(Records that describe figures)
—————

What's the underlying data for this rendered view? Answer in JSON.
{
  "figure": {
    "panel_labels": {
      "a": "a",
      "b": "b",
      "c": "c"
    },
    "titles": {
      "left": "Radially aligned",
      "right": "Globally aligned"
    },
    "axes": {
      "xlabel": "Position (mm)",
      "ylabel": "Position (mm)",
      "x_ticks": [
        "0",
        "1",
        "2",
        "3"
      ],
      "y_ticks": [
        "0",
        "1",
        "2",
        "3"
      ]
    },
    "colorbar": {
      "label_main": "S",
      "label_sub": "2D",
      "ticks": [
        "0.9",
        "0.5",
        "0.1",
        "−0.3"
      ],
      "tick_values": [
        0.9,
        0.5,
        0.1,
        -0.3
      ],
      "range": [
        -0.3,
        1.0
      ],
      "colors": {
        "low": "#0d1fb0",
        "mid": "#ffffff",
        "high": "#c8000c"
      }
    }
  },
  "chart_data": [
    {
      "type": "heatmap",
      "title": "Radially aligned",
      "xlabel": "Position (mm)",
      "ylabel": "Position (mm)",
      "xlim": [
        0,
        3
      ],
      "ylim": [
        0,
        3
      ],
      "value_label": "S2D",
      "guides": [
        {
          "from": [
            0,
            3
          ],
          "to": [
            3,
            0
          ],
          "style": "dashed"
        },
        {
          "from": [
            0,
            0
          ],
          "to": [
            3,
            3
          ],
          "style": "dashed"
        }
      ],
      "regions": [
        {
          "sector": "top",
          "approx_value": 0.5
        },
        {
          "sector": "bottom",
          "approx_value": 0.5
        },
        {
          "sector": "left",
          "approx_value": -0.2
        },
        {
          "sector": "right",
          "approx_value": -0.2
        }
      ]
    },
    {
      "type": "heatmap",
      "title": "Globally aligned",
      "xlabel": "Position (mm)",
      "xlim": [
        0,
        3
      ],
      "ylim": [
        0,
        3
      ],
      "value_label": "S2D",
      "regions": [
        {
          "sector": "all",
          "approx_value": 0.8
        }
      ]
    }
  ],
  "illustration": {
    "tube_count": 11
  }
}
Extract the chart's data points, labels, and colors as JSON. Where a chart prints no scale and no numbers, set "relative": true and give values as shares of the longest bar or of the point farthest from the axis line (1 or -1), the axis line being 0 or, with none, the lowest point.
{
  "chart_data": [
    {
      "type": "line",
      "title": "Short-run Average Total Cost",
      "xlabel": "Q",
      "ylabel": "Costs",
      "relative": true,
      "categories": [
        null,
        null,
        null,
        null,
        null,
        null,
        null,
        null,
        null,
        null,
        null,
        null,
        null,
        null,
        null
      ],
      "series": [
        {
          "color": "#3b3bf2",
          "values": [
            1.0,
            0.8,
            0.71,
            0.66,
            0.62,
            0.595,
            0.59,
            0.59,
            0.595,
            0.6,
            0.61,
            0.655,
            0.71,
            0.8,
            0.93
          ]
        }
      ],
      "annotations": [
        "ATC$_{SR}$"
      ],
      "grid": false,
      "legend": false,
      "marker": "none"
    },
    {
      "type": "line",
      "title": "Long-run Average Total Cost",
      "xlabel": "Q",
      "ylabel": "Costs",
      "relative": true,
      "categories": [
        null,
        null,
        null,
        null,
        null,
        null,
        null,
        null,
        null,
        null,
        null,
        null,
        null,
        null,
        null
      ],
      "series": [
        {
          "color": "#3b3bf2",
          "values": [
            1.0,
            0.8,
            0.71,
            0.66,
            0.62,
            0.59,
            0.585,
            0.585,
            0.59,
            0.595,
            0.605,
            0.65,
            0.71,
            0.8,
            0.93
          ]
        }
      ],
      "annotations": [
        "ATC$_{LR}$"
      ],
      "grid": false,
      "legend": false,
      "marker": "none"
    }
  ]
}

—————

• WHAT YOU ARE ASKED TO DO
Send back every record, precisely as written.

• THE COMPLETED TASK
What's the underlying data for this rendered view? Answer in JSON.
{
  "figure": {
    "panel_labels": {
      "a": "a",
      "b": "b",
      "c": "c"
    },
    "titles": {
      "left": "Radially aligned",
      "right": "Globally aligned"
    },
    "axes": {
      "xlabel": "Position (mm)",
      "ylabel": "Position (mm)",
      "x_ticks": [
        "0",
        "1",
        "2",
        "3"
      ],
      "y_ticks": [
        "0",
        "1",
        "2",
        "3"
      ]
    },
    "colorbar": {
      "label_main": "S",
      "label_sub": "2D",
      "ticks": [
        "0.9",
        "0.5",
        "0.1",
        "−0.3"
      ],
      "tick_values": [
        0.9,
        0.5,
        0.1,
        -0.3
      ],
      "range": [
        -0.3,
        1.0
      ],
      "colors": {
        "low": "#0d1fb0",
        "mid": "#ffffff",
        "high": "#c8000c"
      }
    }
  },
  "chart_data": [
    {
      "type": "heatmap",
      "title": "Radially aligned",
      "xlabel": "Position (mm)",
      "ylabel": "Position (mm)",
      "xlim": [
        0,
        3
      ],
      "ylim": [
        0,
        3
      ],
      "value_label": "S2D",
      "guides": [
        {
          "from": [
            0,
            3
          ],
          "to": [
            3,
            0
          ],
          "style": "dashed"
        },
        {
          "from": [
            0,
            0
          ],
          "to": [
            3,
            3
          ],
          "style": "dashed"
        }
      ],
      "regions": [
        {
          "sector": "top",
          "approx_value": 0.5
        },
        {
          "sector": "bottom",
          "approx_value": 0.5
        },
        {
          "sector": "left",
          "approx_value": -0.2
        },
        {
          "sector": "right",
          "approx_value": -0.2
        }
      ]
    },
    {
      "type": "heatmap",
      "title": "Globally aligned",
      "xlabel": "Position (mm)",
      "xlim": [
        0,
        3
      ],
      "ylim": [
        0,
        3
      ],
      "value_label": "S2D",
      "regions": [
        {
          "sector": "all",
          "approx_value": 0.8
        }
      ]
    }
  ],
  "illustration": {
    "tube_count": 11
  }
}
Extract the chart's data points, labels, and colors as JSON. Where a chart prints no scale and no numbers, set "relative": true and give values as shares of the longest bar or of the point farthest from the axis line (1 or -1), the axis line being 0 or, with none, the lowest point.
{
  "chart_data": [
    {
      "type": "line",
      "title": "Short-run Average Total Cost",
      "xlabel": "Q",
      "ylabel": "Costs",
      "relative": true,
      "categories": [
        null,
        null,
        null,
        null,
        null,
        null,
        null,
        null,
        null,
        null,
        null,
        null,
        null,
        null,
        null
      ],
      "series": [
        {
          "color": "#3b3bf2",
          "values": [
            1.0,
            0.8,
            0.71,
            0.66,
            0.62,
            0.595,
            0.59,
            0.59,
            0.595,
            0.6,
            0.61,
            0.655,
            0.71,
            0.8,
            0.93
          ]
        }
      ],
      "annotations": [
        "ATC$_{SR}$"
      ],
      "grid": false,
      "legend": false,
      "marker": "none"
    },
    {
      "type": "line",
      "title": "Long-run Average Total Cost",
      "xlabel": "Q",
      "ylabel": "Costs",
      "relative": true,
      "categories": [
        null,
        null,
        null,
        null,
        null,
        null,
        null,
        null,
        null,
        null,
        null,
        null,
        null,
        null,
        null
      ],
      "series": [
        {
          "color": "#3b3bf2",
          "values": [
            1.0,
            0.8,
            0.71,
            0.66,
            0.62,
            0.59,
            0.585,
            0.585,
            0.59,
            0.595,
            0.605,
            0.65,
            0.71,
            0.8,
            0.93
          ]
        }
      ],
      "annotations": [
        "ATC$_{LR}$"
      ],
      "grid": false,
      "legend": false,
      "marker": "none"
    }
  ]
}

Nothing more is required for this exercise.